GESTELLTE AUFGABE A:
Übertrage alles ab dem Anfang der Datensätze bis hinunter zur Zeile mit "291, 181, 434]" (beide Enden eingeschlossen) in eine JSON-Liste von Strings, eine pro Zeile und ohne Leerzeilen.

### VORGEGEBENER TEXT

Dark Patterns: Die Tricks von Webseitenbetreibern und Software-Herstellern

Fiese Gestaltung (Fortsetzung)

Confirmshaming

Zu Deutsch etwa «Beschämen per Bestätigung». Die Schaltfläche, um eine Dienstleistung oder Werbemails abzulehnen, ist so beschriftet, dass man sich damit selbst blossstellt. Etwa so wie in unserem von realen Beispielen inspirierten Mock-up, Bild 7.
Bild 7: Sehr fies ist der Psychotrick des «Confirmshaming»
Quelle: PCtipp.ch
So kann die Nein-danke-Schaltfläche bei Werbe-Pop-ups für Newsletter zum Beispiel mit «Nein, ich bleibe lieber uninformiert» beschriftet sein. Oder bei Werbung für einen Ernährungsratgeber mit «Nein, ich lebe nicht gerne gesund», bei VPN-Werbung vielleicht «Nein, ich will nicht sicher surfen» und so weiter. Lassen Sie sich von derartigen Psychomaschen nicht ins Bockshorn jagen.

######
### GESPEICHERTE DATENSÄTZE

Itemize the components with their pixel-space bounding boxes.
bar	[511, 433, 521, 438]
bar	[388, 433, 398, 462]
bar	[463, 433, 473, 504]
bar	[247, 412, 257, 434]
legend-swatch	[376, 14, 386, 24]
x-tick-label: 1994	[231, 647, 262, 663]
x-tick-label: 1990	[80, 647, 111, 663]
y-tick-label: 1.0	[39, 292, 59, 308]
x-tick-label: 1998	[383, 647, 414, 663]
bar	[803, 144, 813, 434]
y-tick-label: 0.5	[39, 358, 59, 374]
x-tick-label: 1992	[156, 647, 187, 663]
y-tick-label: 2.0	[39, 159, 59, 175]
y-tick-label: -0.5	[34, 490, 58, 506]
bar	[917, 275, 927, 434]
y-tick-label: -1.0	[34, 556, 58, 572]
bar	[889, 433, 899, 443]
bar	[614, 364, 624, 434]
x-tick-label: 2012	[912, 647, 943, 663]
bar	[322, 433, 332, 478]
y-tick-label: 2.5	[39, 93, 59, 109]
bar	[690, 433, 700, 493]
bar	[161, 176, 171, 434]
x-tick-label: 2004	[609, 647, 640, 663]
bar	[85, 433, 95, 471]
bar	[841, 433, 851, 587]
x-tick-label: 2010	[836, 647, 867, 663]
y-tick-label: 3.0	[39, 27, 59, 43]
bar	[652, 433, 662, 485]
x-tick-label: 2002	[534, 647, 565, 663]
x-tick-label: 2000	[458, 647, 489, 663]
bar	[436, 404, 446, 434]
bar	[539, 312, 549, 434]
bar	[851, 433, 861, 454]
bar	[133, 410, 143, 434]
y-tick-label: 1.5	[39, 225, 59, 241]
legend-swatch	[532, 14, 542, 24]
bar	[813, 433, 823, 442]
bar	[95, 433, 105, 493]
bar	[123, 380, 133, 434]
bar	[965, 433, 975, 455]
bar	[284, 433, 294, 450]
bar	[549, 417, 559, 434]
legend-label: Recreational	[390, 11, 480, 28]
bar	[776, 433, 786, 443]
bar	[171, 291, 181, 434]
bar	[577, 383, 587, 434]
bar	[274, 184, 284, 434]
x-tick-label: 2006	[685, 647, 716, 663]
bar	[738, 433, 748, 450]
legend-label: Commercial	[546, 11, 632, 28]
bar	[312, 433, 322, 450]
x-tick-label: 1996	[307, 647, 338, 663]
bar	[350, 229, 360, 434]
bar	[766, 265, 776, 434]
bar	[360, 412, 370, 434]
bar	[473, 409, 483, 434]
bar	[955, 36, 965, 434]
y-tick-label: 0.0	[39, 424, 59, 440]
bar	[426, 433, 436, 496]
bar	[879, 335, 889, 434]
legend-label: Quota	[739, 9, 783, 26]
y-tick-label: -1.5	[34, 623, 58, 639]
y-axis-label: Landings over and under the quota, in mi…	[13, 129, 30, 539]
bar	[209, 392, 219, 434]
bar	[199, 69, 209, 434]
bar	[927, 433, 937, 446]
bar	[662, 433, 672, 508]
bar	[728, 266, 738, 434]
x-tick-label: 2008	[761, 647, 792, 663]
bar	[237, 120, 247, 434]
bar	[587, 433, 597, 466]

######

GESTELLTE AUFGABE B:
Schreib den Text über Confirmshaming nach seinem letzten Satz weiter.

SCHRIFTLICHE ANTWORT A:
[
  "Itemize the components with their pixel-space bounding boxes.",
  "bar\t[511, 433, 521, 438]",
  "bar\t[388, 433, 398, 462]",
  "bar\t[463, 433, 473, 504]",
  "bar\t[247, 412, 257, 434]",
  "legend-swatch\t[376, 14, 386, 24]",
  "x-tick-label: 1994\t[231, 647, 262, 663]",
  "x-tick-label: 1990\t[80, 647, 111, 663]",
  "y-tick-label: 1.0\t[39, 292, 59, 308]",
  "x-tick-label: 1998\t[383, 647, 414, 663]",
  "bar\t[803, 144, 813, 434]",
  "y-tick-label: 0.5\t[39, 358, 59, 374]",
  "x-tick-label: 1992\t[156, 647, 187, 663]",
  "y-tick-label: 2.0\t[39, 159, 59, 175]",
  "y-tick-label: -0.5\t[34, 490, 58, 506]",
  "bar\t[917, 275, 927, 434]",
  "y-tick-label: -1.0\t[34, 556, 58, 572]",
  "bar\t[889, 433, 899, 443]",
  "bar\t[614, 364, 624, 434]",
  "x-tick-label: 2012\t[912, 647, 943, 663]",
  "bar\t[322, 433, 332, 478]",
  "y-tick-label: 2.5\t[39, 93, 59, 109]",
  "bar\t[690, 433, 700, 493]",
  "bar\t[161, 176, 171, 434]",
  "x-tick-label: 2004\t[609, 647, 640, 663]",
  "bar\t[85, 433, 95, 471]",
  "bar\t[841, 433, 851, 587]",
  "x-tick-label: 2010\t[836, 647, 867, 663]",
  "y-tick-label: 3.0\t[39, 27, 59, 43]",
  "bar\t[652, 433, 662, 485]",
  "x-tick-label: 2002\t[534, 647, 565, 663]",
  "x-tick-label: 2000\t[458, 647, 489, 663]",
  "bar\t[436, 404, 446, 434]",
  "bar\t[539, 312, 549, 434]",
  "bar\t[851, 433, 861, 454]",
  "bar\t[133, 410, 143, 434]",
  "y-tick-label: 1.5\t[39, 225, 59, 241]",
  "legend-swatch\t[532, 14, 542, 24]",
  "bar\t[813, 433, 823, 442]",
  "bar\t[95, 433, 105, 493]",
  "bar\t[123, 380, 133, 434]",
  "bar\t[965, 433, 975, 455]",
  "bar\t[284, 433, 294, 450]",
  "bar\t[549, 417, 559, 434]",
  "legend-label: Recreational\t[390, 11, 480, 28]",
  "bar\t[776, 433, 786, 443]",
  "bar\t[171, 291, 181, 434]"
]

SCHRIFTLICHE ANTWORT B:
An Confirmshaming grenzt auch dieser Dialog im Edge-Browser, wenn man ihn mal aus Versehen trotzdem öffnet, Bild 8. Wer nicht «aktualisiert», outet sich schliesslich als rückständig. Der korrekte Begriff, der keine unterschwellige Beleidigung enthält, müsste eigentlich «ändern» lauten, denn es geht schlicht um eine Änderung der Einstellungen.
Bild 8: Bin ich rückständig, wenn ich diese Einstellungen nicht «aktualisiere»?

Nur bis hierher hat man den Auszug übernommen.